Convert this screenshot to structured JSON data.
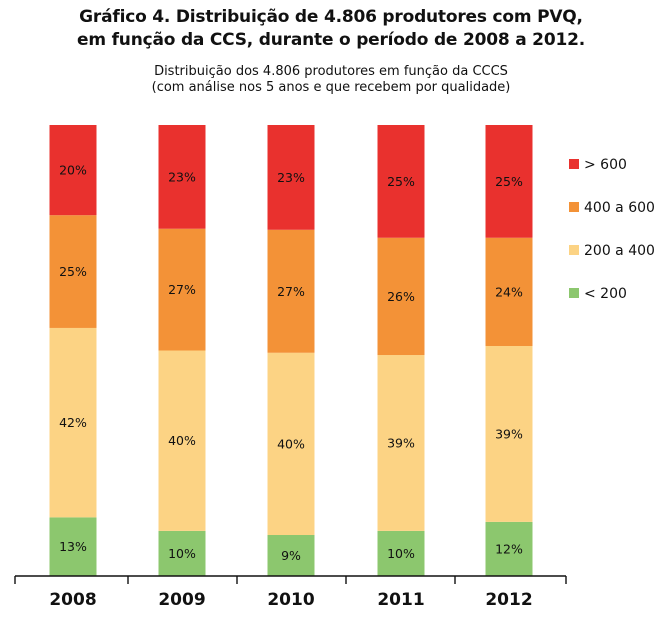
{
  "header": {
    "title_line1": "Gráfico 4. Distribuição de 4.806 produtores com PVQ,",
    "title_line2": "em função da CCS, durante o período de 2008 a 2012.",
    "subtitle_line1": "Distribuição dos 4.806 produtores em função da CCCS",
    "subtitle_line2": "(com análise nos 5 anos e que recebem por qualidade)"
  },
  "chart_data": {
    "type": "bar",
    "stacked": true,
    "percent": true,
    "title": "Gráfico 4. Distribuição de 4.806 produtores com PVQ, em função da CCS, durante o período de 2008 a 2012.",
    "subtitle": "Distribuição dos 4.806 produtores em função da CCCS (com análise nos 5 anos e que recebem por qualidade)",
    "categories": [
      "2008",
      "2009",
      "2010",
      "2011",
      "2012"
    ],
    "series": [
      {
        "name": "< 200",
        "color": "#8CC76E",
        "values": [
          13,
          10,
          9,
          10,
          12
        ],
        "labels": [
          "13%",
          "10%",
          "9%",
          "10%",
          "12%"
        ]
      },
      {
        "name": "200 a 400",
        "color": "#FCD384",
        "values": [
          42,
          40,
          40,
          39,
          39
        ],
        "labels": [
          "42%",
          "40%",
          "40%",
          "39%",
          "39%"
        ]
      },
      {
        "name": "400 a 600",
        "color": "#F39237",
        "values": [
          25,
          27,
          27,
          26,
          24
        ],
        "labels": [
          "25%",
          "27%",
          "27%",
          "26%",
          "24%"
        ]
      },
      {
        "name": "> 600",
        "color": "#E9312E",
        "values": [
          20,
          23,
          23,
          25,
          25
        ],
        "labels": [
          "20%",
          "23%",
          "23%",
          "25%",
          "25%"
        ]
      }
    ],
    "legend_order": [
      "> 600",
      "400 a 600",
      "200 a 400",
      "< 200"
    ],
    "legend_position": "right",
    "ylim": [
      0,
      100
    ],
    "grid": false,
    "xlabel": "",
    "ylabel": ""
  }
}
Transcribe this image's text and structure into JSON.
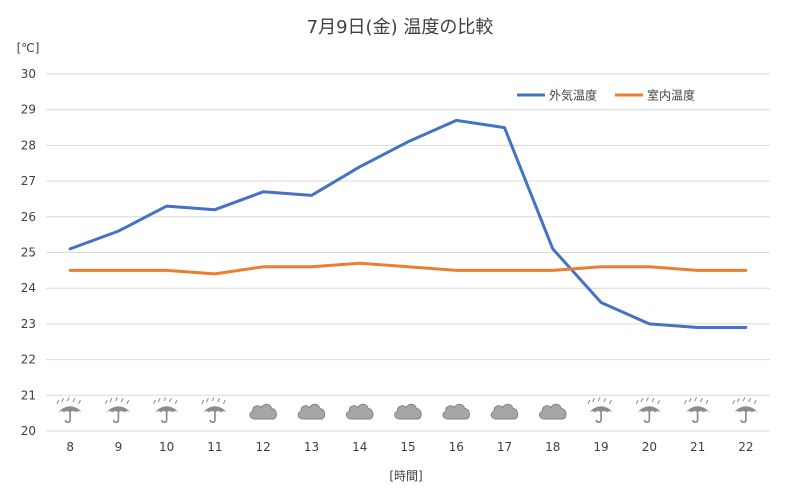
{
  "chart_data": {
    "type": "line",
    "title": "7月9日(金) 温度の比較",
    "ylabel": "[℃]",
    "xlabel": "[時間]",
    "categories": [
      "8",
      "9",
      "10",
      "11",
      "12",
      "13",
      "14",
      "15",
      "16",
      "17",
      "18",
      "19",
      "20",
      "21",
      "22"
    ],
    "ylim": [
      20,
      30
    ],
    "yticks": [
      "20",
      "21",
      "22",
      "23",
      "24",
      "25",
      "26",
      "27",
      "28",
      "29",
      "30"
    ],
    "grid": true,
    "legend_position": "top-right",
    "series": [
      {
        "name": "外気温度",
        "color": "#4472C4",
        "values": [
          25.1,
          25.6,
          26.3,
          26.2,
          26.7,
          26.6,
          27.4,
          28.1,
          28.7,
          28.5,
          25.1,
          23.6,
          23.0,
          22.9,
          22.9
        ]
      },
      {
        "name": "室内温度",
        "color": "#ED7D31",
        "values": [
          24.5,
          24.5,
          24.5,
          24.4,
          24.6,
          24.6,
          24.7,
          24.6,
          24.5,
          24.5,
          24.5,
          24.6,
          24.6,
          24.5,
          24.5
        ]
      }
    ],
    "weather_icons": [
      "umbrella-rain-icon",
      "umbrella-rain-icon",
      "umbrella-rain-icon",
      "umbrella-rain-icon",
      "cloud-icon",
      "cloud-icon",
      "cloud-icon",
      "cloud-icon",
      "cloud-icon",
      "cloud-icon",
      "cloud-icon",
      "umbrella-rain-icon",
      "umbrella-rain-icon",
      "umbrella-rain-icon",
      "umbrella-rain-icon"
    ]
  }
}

::::::

> GIVEN TASK: Select the lines in this material that hold the word "name", leaving none out.

> CORRECT RESPONSE:
        "name": "< 200",
        "name": "200 a 400",
        "name": "400 a 600",
        "name": "> 600",
        "name": "外気温度",
        "name": "室内温度",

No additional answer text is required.